[WHAT IS ASKED] Search the material for the word "paiement" and copy each line that holds it.

#### MATERIAL PROVIDED

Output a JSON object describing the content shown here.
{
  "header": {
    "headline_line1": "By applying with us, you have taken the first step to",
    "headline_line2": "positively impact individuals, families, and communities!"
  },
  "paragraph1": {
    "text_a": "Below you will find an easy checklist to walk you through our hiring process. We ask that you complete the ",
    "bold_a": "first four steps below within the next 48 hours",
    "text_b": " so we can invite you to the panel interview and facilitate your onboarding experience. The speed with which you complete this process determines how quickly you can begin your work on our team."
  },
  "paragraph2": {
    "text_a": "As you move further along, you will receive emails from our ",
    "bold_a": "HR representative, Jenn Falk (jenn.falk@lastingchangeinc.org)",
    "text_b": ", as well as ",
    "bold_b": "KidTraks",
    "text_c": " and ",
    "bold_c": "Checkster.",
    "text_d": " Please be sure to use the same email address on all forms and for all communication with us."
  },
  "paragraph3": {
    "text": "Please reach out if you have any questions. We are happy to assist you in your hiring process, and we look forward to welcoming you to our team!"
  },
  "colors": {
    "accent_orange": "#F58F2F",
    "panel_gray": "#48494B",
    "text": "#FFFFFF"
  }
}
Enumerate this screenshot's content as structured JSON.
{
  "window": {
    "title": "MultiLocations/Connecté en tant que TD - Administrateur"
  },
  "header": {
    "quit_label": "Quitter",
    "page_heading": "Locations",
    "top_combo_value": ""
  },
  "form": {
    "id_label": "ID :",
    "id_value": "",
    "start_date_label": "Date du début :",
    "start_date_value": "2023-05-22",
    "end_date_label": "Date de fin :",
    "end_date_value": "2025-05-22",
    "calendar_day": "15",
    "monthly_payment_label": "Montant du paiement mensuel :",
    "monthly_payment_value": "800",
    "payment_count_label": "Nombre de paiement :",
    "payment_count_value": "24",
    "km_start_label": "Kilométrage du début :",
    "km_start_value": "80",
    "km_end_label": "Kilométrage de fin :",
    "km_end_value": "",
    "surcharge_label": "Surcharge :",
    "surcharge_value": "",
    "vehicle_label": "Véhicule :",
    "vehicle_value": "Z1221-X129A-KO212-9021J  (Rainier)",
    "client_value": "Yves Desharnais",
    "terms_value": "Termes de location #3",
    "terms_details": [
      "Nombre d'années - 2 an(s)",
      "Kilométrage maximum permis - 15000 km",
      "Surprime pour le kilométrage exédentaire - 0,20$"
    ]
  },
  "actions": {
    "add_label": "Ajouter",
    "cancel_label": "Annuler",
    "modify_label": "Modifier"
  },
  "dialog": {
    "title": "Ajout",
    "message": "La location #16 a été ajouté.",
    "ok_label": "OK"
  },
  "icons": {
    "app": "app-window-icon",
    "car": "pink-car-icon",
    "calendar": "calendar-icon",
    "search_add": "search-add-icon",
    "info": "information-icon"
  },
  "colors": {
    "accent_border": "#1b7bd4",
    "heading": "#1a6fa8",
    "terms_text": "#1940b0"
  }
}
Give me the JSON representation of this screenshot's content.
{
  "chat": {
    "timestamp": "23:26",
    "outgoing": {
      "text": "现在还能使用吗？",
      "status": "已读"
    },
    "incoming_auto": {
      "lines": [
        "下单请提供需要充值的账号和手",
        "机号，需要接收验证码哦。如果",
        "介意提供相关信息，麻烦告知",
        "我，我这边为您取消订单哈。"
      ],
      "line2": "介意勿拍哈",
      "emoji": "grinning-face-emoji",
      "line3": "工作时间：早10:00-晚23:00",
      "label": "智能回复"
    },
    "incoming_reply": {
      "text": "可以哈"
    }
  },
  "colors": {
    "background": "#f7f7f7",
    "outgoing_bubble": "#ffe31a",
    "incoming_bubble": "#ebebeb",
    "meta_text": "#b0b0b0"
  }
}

########

[THE RESULT]
    "monthly_payment_label": "Montant du paiement mensuel :",
    "payment_count_label": "Nombre de paiement :",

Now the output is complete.